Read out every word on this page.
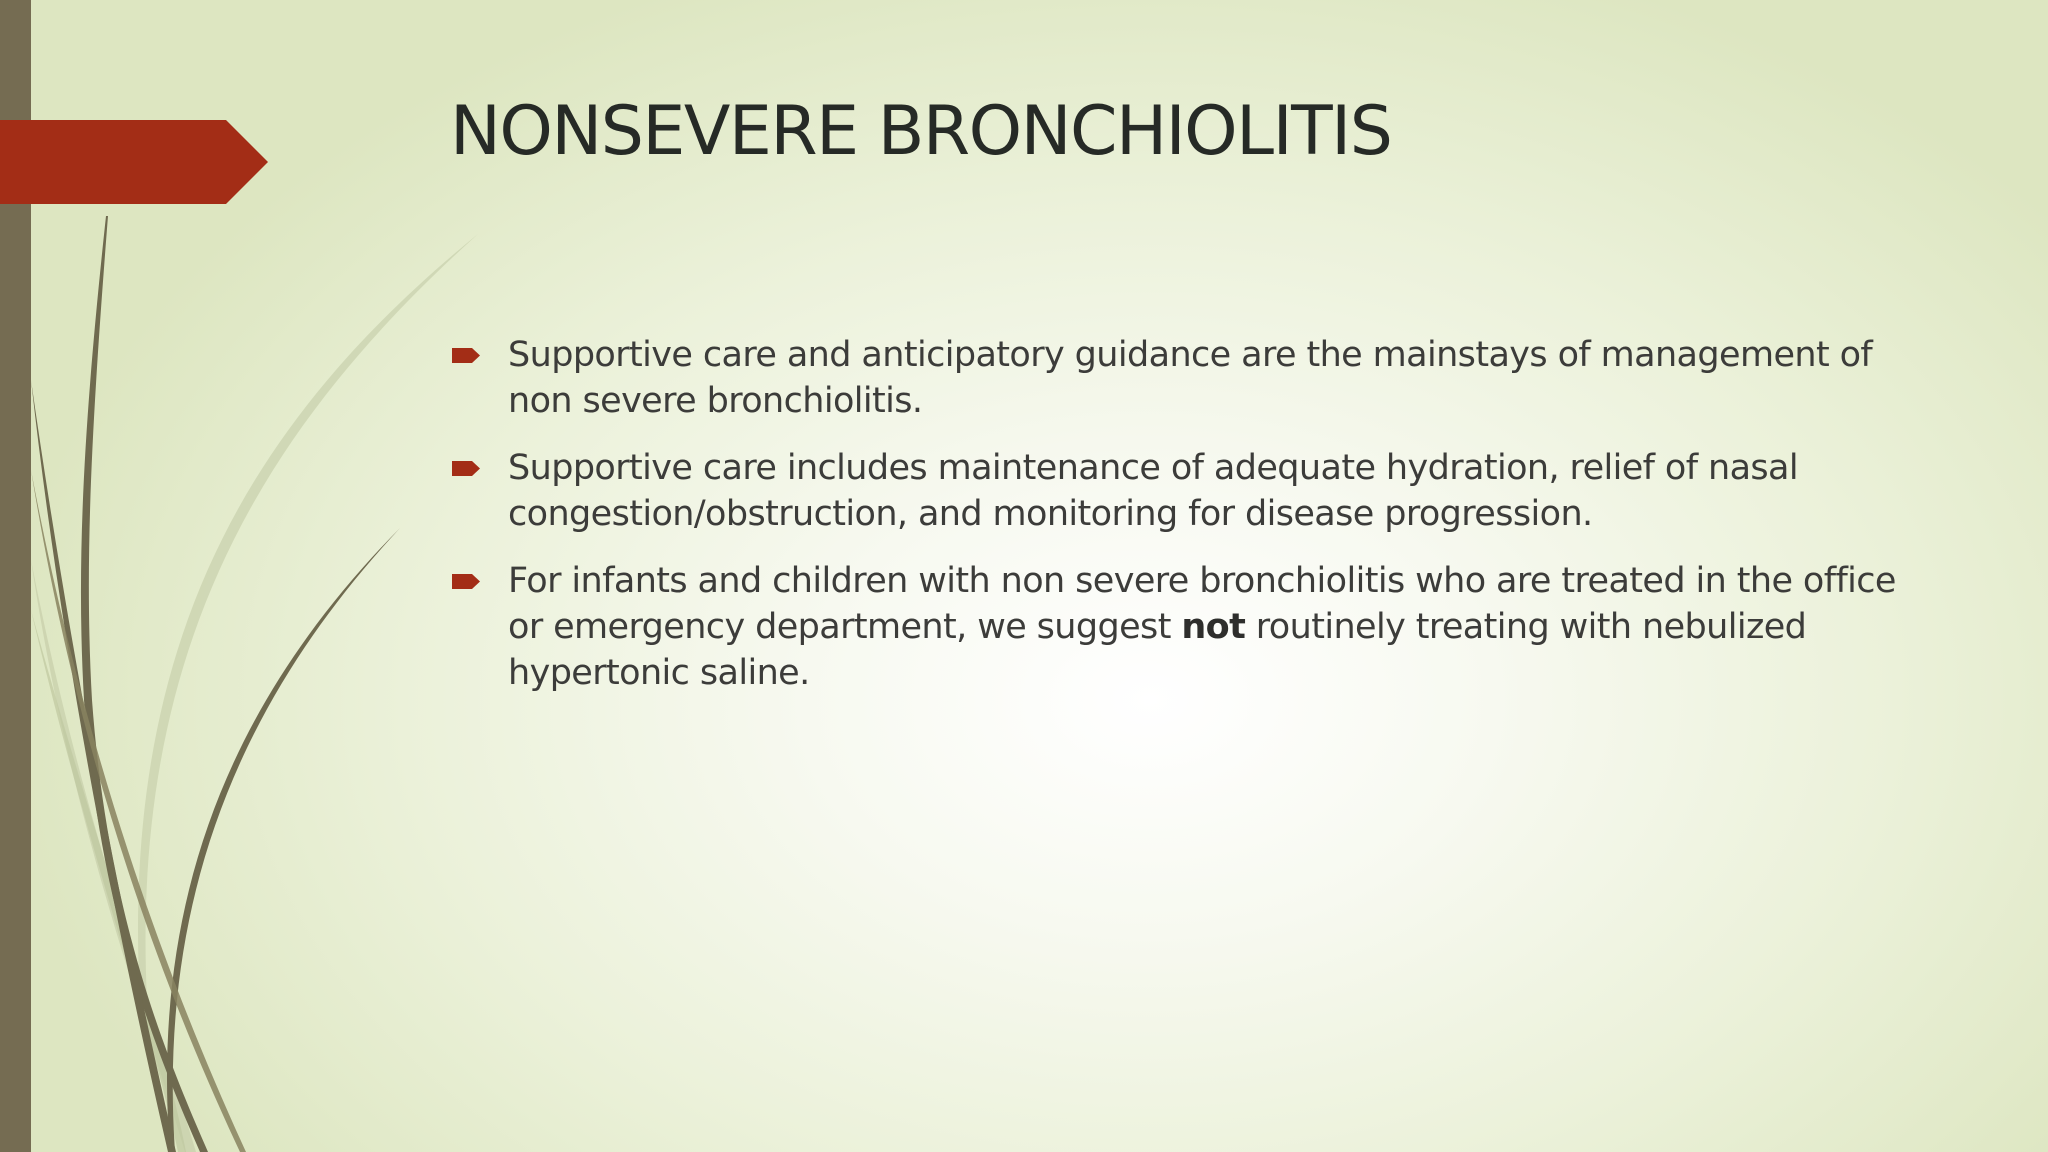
NONSEVERE BRONCHIOLITIS
Supportive care and anticipatory guidance are the mainstays of management of non severe bronchiolitis.
Supportive care includes maintenance of adequate hydration, relief of nasal congestion/obstruction, and monitoring for disease progression.
For infants and children with non severe bronchiolitis who are treated in the office or emergency department, we suggest not routinely treating with nebulized hypertonic saline.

**WRITTEN INSTRUCTION:** Print the full listing exactly, dropping the pictures.

**TASK SOLUTION:**
Read out every word on this page.
NONSEVERE BRONCHIOLITIS
Supportive care and anticipatory guidance are the mainstays of management of non severe bronchiolitis.
Supportive care includes maintenance of adequate hydration, relief of nasal congestion/obstruction, and monitoring for disease progression.
For infants and children with non severe bronchiolitis who are treated in the office or emergency department, we suggest not routinely treating with nebulized hypertonic saline.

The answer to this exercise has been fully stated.